> _To be done_
Examine the records and identify each line that includes the string "association". Copy those lines.

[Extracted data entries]
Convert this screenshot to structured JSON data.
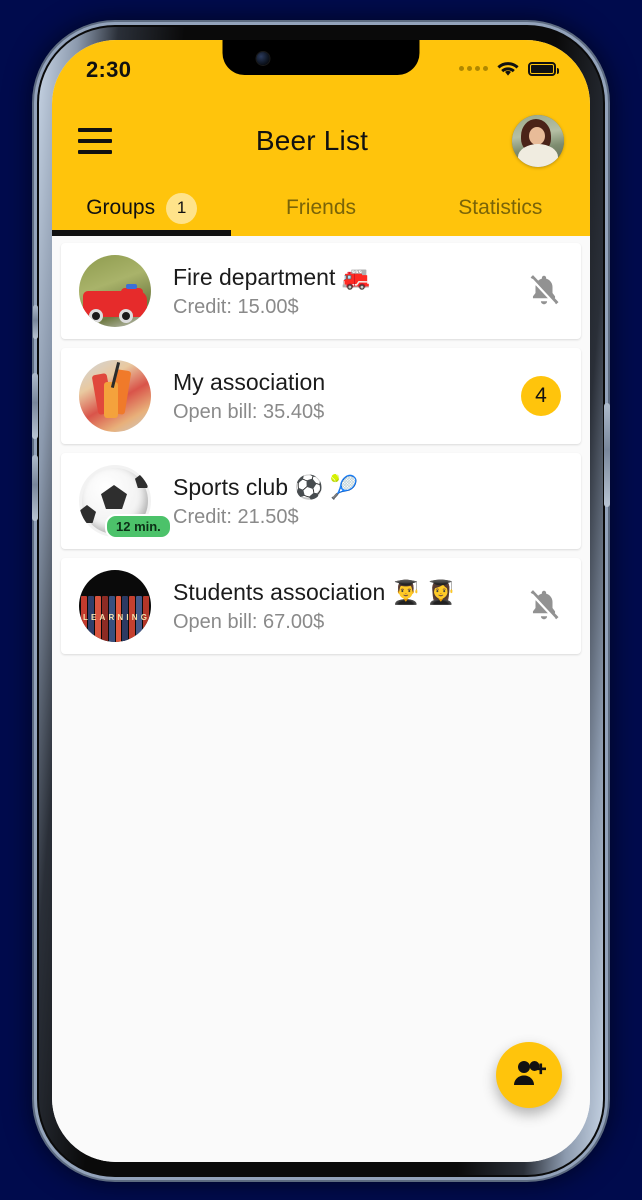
{
  "status_bar": {
    "time": "2:30",
    "signal_icon": "signal-dots-icon",
    "wifi_icon": "wifi-icon",
    "battery_icon": "battery-full-icon"
  },
  "app_bar": {
    "menu_icon": "hamburger-menu-icon",
    "title": "Beer List",
    "avatar_icon": "user-avatar"
  },
  "tabs": {
    "active_index": 0,
    "items": [
      {
        "label": "Groups",
        "badge": "1",
        "active": true
      },
      {
        "label": "Friends",
        "badge": "",
        "active": false
      },
      {
        "label": "Statistics",
        "badge": "",
        "active": false
      }
    ]
  },
  "groups": [
    {
      "title": "Fire department 🚒",
      "subtitle": "Credit: 15.00$",
      "avatar": "fire-truck-avatar",
      "trailing_type": "bell-off-icon",
      "trailing_value": "",
      "time_chip": ""
    },
    {
      "title": "My association",
      "subtitle": "Open bill: 35.40$",
      "avatar": "drinks-toast-avatar",
      "trailing_type": "count-badge",
      "trailing_value": "4",
      "time_chip": ""
    },
    {
      "title": "Sports club ⚽ 🎾",
      "subtitle": "Credit: 21.50$",
      "avatar": "soccer-ball-avatar",
      "trailing_type": "none",
      "trailing_value": "",
      "time_chip": "12 min."
    },
    {
      "title": "Students association 👨‍🎓 👩‍🎓",
      "subtitle": "Open bill: 67.00$",
      "avatar": "books-learning-avatar",
      "trailing_type": "bell-off-icon",
      "trailing_value": "",
      "time_chip": ""
    }
  ],
  "fab": {
    "icon": "add-person-icon",
    "label": ""
  },
  "colors": {
    "brand_yellow": "#FFC40C",
    "badge_yellow_light": "#FFE38A",
    "page_background": "#000B4D",
    "content_background": "#FAFAFA",
    "card_background": "#FFFFFF",
    "primary_text": "#1B1B1B",
    "secondary_text": "#8A8A8A",
    "green_chip": "#4CC26A"
  }
}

> _Complete output_
      "title": "My association",
      "title": "Students association 👨‍🎓 👩‍🎓",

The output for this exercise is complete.